[Structured figure records]
------------------------------------------------
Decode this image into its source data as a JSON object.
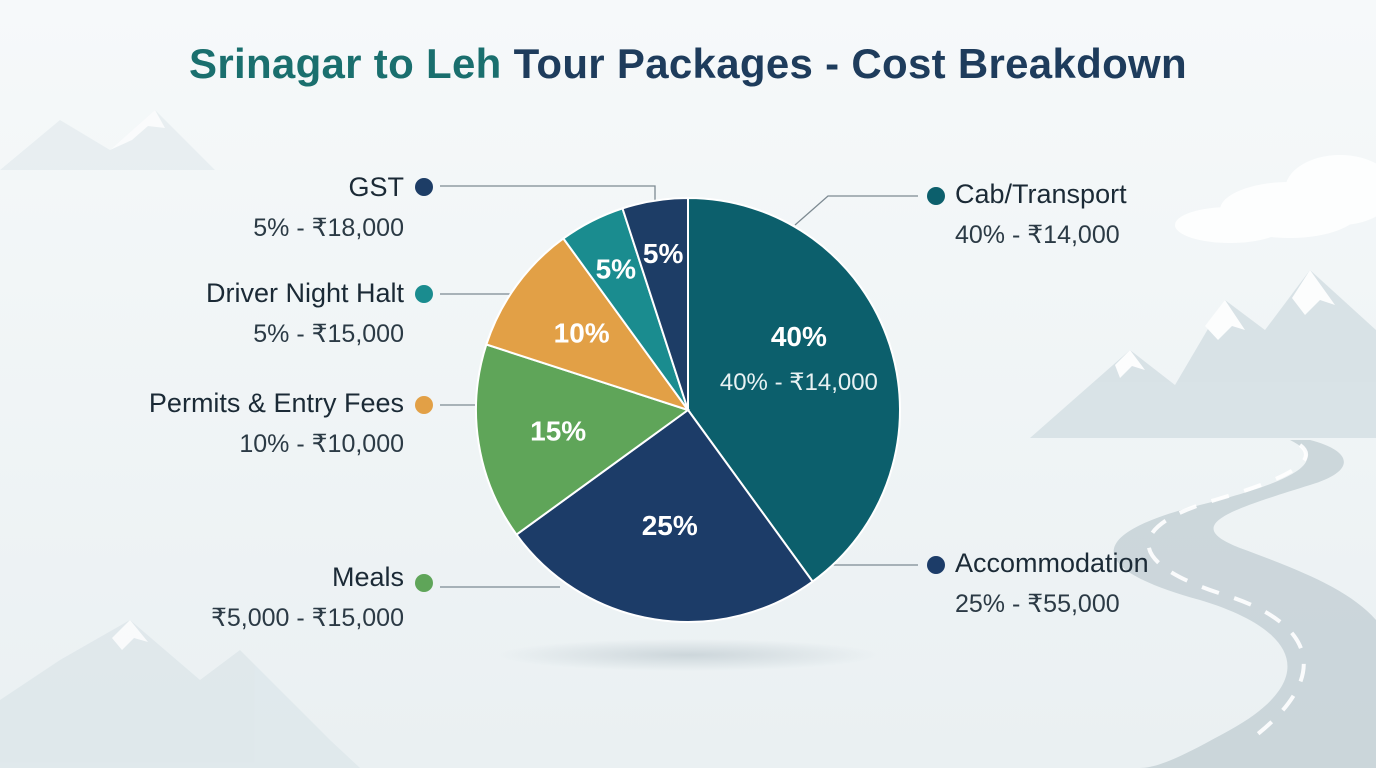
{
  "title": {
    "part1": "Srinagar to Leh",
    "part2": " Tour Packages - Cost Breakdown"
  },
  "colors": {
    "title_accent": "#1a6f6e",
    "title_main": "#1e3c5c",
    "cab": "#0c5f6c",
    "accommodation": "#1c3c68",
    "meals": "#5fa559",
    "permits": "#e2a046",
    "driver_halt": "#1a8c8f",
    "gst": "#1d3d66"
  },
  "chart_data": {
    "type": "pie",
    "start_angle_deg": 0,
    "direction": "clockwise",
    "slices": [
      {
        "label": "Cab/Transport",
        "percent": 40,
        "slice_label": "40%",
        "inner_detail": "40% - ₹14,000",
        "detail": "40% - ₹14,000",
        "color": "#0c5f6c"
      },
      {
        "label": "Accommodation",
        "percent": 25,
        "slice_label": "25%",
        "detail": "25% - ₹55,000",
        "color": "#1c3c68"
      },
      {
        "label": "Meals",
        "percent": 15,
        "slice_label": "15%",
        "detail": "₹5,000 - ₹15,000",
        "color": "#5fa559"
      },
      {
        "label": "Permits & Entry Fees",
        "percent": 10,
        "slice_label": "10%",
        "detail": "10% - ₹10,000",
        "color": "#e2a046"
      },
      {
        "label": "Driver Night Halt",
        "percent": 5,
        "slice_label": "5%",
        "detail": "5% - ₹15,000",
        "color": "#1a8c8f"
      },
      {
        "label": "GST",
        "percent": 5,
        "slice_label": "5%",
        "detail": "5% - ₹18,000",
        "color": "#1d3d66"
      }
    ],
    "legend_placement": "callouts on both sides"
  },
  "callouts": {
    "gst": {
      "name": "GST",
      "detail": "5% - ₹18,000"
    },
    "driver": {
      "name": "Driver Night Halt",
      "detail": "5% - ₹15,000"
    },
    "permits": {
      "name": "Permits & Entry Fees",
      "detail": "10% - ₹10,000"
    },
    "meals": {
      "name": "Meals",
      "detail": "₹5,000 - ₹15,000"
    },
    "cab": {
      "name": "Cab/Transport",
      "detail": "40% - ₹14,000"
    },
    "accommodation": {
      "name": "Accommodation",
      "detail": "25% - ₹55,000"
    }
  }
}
------------------------------------------------
◆ **Given instruction**
Search the records above for the string "Entry". Copy every line that contains it.

◆ **Exercise response**
        "label": "Permits & Entry Fees",
      "name": "Permits & Entry Fees",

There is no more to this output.